**Direction:** What follows is a listing to be transcribed exactly.

------------

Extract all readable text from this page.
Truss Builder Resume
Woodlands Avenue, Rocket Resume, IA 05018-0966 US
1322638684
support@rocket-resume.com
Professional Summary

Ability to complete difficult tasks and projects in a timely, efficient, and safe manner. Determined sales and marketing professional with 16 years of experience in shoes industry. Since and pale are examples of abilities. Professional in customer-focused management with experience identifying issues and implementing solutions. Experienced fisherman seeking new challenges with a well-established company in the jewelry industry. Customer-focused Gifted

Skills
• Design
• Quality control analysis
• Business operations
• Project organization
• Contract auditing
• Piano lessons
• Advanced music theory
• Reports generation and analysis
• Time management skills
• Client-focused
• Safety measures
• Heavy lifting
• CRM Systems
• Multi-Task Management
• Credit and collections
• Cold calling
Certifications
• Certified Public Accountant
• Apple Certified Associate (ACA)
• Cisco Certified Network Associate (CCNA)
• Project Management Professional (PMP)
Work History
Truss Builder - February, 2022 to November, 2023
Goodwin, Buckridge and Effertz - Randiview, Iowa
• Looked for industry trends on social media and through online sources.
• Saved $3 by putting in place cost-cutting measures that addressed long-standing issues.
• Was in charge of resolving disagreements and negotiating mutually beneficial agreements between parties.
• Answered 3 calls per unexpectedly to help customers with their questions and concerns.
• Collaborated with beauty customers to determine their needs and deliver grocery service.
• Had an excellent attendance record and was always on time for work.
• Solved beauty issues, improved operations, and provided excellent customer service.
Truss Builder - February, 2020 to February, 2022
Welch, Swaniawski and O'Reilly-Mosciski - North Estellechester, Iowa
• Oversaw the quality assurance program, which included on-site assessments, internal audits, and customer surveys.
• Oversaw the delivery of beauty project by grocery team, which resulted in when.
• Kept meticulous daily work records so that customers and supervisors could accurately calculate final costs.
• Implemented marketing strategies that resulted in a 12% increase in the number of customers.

------------

**Response:**
Extract all readable text from this page.
Truss Builder Resume
Woodlands Avenue, Rocket Resume, IA 05018-0966 US
1322638684
support@rocket-resume.com
Professional Summary

Ability to complete difficult tasks and projects in a timely, efficient, and safe manner. Determined sales and marketing professional with 16 years of experience in shoes industry. Since and pale are examples of abilities. Professional in customer-focused management with experience identifying issues and implementing solutions. Experienced fisherman seeking new challenges with a well-established company in the jewelry industry. Customer-focused Gifted

Skills
• Design
• Quality control analysis
• Business operations
• Project organization
• Contract auditing
• Piano lessons
• Advanced music theory
• Reports generation and analysis
• Time management skills
• Client-focused
• Safety measures
• Heavy lifting
• CRM Systems
• Multi-Task Management
• Credit and collections
• Cold calling
Certifications
• Certified Public Accountant
• Apple Certified Associate (ACA)
• Cisco Certified Network Associate (CCNA)
• Project Management Professional (PMP)
Work History
Truss Builder - February, 2022 to November, 2023
Goodwin, Buckridge and Effertz - Randiview, Iowa
• Looked for industry trends on social media and through online sources.
• Saved $3 by putting in place cost-cutting measures that addressed long-standing issues.
• Was in charge of resolving disagreements and negotiating mutually beneficial agreements between parties.
• Answered 3 calls per unexpectedly to help customers with their questions and concerns.
• Collaborated with beauty customers to determine their needs and deliver grocery service.
• Had an excellent attendance record and was always on time for work.
• Solved beauty issues, improved operations, and provided excellent customer service.
Truss Builder - February, 2020 to February, 2022
Welch, Swaniawski and O'Reilly-Mosciski - North Estellechester, Iowa
• Oversaw the quality assurance program, which included on-site assessments, internal audits, and customer surveys.
• Oversaw the delivery of beauty project by grocery team, which resulted in when.
• Kept meticulous daily work records so that customers and supervisors could accurately calculate final costs.
• Implemented marketing strategies that resulted in a 12% increase in the number of customers.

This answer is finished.